INPUT ROWS:
* begin *
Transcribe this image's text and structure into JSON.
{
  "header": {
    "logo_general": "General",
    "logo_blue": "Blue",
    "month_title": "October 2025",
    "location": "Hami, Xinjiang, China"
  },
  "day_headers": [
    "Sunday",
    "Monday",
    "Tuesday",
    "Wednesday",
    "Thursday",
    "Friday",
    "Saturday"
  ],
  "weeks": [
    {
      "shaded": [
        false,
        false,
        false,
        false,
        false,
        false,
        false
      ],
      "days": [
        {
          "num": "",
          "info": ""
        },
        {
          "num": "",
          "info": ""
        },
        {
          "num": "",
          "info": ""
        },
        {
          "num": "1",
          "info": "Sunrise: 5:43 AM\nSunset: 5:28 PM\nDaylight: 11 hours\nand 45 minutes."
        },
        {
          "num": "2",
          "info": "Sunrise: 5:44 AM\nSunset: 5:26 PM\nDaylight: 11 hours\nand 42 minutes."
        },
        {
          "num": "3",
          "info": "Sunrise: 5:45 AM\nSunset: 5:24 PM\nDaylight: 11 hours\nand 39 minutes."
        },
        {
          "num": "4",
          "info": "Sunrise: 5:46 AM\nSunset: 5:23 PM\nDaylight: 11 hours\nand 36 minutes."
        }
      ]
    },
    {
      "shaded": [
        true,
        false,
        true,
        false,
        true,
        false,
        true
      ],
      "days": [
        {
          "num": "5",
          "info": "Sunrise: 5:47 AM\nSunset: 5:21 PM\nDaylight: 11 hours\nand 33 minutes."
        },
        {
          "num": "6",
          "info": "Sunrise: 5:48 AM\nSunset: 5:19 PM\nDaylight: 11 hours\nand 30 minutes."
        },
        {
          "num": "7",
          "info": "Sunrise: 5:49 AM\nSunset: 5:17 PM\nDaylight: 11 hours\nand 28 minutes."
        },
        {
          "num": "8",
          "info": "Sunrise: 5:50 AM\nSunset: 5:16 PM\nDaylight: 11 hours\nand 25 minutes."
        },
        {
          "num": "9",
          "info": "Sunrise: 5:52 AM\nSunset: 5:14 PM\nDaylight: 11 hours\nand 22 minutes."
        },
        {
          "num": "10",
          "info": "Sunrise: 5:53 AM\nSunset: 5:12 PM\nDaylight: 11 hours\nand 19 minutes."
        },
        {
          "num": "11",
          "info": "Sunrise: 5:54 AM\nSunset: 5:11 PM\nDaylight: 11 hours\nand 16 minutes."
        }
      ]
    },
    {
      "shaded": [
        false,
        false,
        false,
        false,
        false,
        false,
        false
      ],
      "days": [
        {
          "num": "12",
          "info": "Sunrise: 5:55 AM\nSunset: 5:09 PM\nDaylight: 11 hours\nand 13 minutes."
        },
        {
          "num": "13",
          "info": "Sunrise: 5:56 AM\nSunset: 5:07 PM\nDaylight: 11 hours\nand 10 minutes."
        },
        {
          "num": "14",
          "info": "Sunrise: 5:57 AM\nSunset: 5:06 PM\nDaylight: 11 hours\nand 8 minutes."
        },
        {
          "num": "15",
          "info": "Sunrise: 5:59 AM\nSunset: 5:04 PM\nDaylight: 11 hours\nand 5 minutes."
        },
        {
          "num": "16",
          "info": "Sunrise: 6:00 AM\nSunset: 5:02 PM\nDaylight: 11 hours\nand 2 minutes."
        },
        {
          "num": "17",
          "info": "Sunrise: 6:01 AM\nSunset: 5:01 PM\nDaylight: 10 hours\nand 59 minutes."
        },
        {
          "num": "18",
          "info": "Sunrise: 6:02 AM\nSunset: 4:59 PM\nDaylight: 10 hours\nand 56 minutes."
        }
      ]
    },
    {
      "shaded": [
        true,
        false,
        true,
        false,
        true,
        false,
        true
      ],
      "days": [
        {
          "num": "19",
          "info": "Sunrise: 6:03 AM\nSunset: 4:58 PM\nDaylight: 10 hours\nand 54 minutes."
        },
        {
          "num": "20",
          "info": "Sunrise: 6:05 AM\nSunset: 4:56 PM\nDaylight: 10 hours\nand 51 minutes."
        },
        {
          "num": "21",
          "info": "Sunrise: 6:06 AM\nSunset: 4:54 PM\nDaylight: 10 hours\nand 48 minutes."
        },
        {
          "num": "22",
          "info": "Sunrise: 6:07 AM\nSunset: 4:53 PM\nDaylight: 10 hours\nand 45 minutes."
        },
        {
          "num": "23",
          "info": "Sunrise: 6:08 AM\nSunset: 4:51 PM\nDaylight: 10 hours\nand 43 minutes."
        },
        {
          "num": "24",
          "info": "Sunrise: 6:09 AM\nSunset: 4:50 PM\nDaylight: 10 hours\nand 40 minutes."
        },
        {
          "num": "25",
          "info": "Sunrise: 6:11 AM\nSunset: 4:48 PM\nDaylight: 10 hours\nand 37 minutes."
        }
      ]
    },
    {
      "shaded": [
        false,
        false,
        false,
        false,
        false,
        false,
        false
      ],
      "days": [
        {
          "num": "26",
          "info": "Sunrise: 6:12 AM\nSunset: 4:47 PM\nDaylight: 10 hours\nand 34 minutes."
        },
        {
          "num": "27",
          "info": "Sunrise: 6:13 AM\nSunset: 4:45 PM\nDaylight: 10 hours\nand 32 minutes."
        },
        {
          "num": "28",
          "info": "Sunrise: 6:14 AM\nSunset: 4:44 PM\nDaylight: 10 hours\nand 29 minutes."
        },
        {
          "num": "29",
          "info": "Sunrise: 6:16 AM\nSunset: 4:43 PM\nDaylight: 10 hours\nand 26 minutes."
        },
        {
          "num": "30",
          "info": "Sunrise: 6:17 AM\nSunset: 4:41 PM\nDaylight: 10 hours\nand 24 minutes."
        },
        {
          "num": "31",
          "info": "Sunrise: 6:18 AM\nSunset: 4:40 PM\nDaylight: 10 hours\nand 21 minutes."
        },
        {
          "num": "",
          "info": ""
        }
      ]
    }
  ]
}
* end *
REQUIREMENTS: Repeat the material above exactly.

SOLUTION FOR THIS PROBLEM:
Transcribe this image's text and structure into JSON.
{
  "header": {
    "logo_general": "General",
    "logo_blue": "Blue",
    "month_title": "October 2025",
    "location": "Hami, Xinjiang, China"
  },
  "day_headers": [
    "Sunday",
    "Monday",
    "Tuesday",
    "Wednesday",
    "Thursday",
    "Friday",
    "Saturday"
  ],
  "weeks": [
    {
      "shaded": [
        false,
        false,
        false,
        false,
        false,
        false,
        false
      ],
      "days": [
        {
          "num": "",
          "info": ""
        },
        {
          "num": "",
          "info": ""
        },
        {
          "num": "",
          "info": ""
        },
        {
          "num": "1",
          "info": "Sunrise: 5:43 AM\nSunset: 5:28 PM\nDaylight: 11 hours\nand 45 minutes."
        },
        {
          "num": "2",
          "info": "Sunrise: 5:44 AM\nSunset: 5:26 PM\nDaylight: 11 hours\nand 42 minutes."
        },
        {
          "num": "3",
          "info": "Sunrise: 5:45 AM\nSunset: 5:24 PM\nDaylight: 11 hours\nand 39 minutes."
        },
        {
          "num": "4",
          "info": "Sunrise: 5:46 AM\nSunset: 5:23 PM\nDaylight: 11 hours\nand 36 minutes."
        }
      ]
    },
    {
      "shaded": [
        true,
        false,
        true,
        false,
        true,
        false,
        true
      ],
      "days": [
        {
          "num": "5",
          "info": "Sunrise: 5:47 AM\nSunset: 5:21 PM\nDaylight: 11 hours\nand 33 minutes."
        },
        {
          "num": "6",
          "info": "Sunrise: 5:48 AM\nSunset: 5:19 PM\nDaylight: 11 hours\nand 30 minutes."
        },
        {
          "num": "7",
          "info": "Sunrise: 5:49 AM\nSunset: 5:17 PM\nDaylight: 11 hours\nand 28 minutes."
        },
        {
          "num": "8",
          "info": "Sunrise: 5:50 AM\nSunset: 5:16 PM\nDaylight: 11 hours\nand 25 minutes."
        },
        {
          "num": "9",
          "info": "Sunrise: 5:52 AM\nSunset: 5:14 PM\nDaylight: 11 hours\nand 22 minutes."
        },
        {
          "num": "10",
          "info": "Sunrise: 5:53 AM\nSunset: 5:12 PM\nDaylight: 11 hours\nand 19 minutes."
        },
        {
          "num": "11",
          "info": "Sunrise: 5:54 AM\nSunset: 5:11 PM\nDaylight: 11 hours\nand 16 minutes."
        }
      ]
    },
    {
      "shaded": [
        false,
        false,
        false,
        false,
        false,
        false,
        false
      ],
      "days": [
        {
          "num": "12",
          "info": "Sunrise: 5:55 AM\nSunset: 5:09 PM\nDaylight: 11 hours\nand 13 minutes."
        },
        {
          "num": "13",
          "info": "Sunrise: 5:56 AM\nSunset: 5:07 PM\nDaylight: 11 hours\nand 10 minutes."
        },
        {
          "num": "14",
          "info": "Sunrise: 5:57 AM\nSunset: 5:06 PM\nDaylight: 11 hours\nand 8 minutes."
        },
        {
          "num": "15",
          "info": "Sunrise: 5:59 AM\nSunset: 5:04 PM\nDaylight: 11 hours\nand 5 minutes."
        },
        {
          "num": "16",
          "info": "Sunrise: 6:00 AM\nSunset: 5:02 PM\nDaylight: 11 hours\nand 2 minutes."
        },
        {
          "num": "17",
          "info": "Sunrise: 6:01 AM\nSunset: 5:01 PM\nDaylight: 10 hours\nand 59 minutes."
        },
        {
          "num": "18",
          "info": "Sunrise: 6:02 AM\nSunset: 4:59 PM\nDaylight: 10 hours\nand 56 minutes."
        }
      ]
    },
    {
      "shaded": [
        true,
        false,
        true,
        false,
        true,
        false,
        true
      ],
      "days": [
        {
          "num": "19",
          "info": "Sunrise: 6:03 AM\nSunset: 4:58 PM\nDaylight: 10 hours\nand 54 minutes."
        },
        {
          "num": "20",
          "info": "Sunrise: 6:05 AM\nSunset: 4:56 PM\nDaylight: 10 hours\nand 51 minutes."
        },
        {
          "num": "21",
          "info": "Sunrise: 6:06 AM\nSunset: 4:54 PM\nDaylight: 10 hours\nand 48 minutes."
        },
        {
          "num": "22",
          "info": "Sunrise: 6:07 AM\nSunset: 4:53 PM\nDaylight: 10 hours\nand 45 minutes."
        },
        {
          "num": "23",
          "info": "Sunrise: 6:08 AM\nSunset: 4:51 PM\nDaylight: 10 hours\nand 43 minutes."
        },
        {
          "num": "24",
          "info": "Sunrise: 6:09 AM\nSunset: 4:50 PM\nDaylight: 10 hours\nand 40 minutes."
        },
        {
          "num": "25",
          "info": "Sunrise: 6:11 AM\nSunset: 4:48 PM\nDaylight: 10 hours\nand 37 minutes."
        }
      ]
    },
    {
      "shaded": [
        false,
        false,
        false,
        false,
        false,
        false,
        false
      ],
      "days": [
        {
          "num": "26",
          "info": "Sunrise: 6:12 AM\nSunset: 4:47 PM\nDaylight: 10 hours\nand 34 minutes."
        },
        {
          "num": "27",
          "info": "Sunrise: 6:13 AM\nSunset: 4:45 PM\nDaylight: 10 hours\nand 32 minutes."
        },
        {
          "num": "28",
          "info": "Sunrise: 6:14 AM\nSunset: 4:44 PM\nDaylight: 10 hours\nand 29 minutes."
        },
        {
          "num": "29",
          "info": "Sunrise: 6:16 AM\nSunset: 4:43 PM\nDaylight: 10 hours\nand 26 minutes."
        },
        {
          "num": "30",
          "info": "Sunrise: 6:17 AM\nSunset: 4:41 PM\nDaylight: 10 hours\nand 24 minutes."
        },
        {
          "num": "31",
          "info": "Sunrise: 6:18 AM\nSunset: 4:40 PM\nDaylight: 10 hours\nand 21 minutes."
        },
        {
          "num": "",
          "info": ""
        }
      ]
    }
  ]
}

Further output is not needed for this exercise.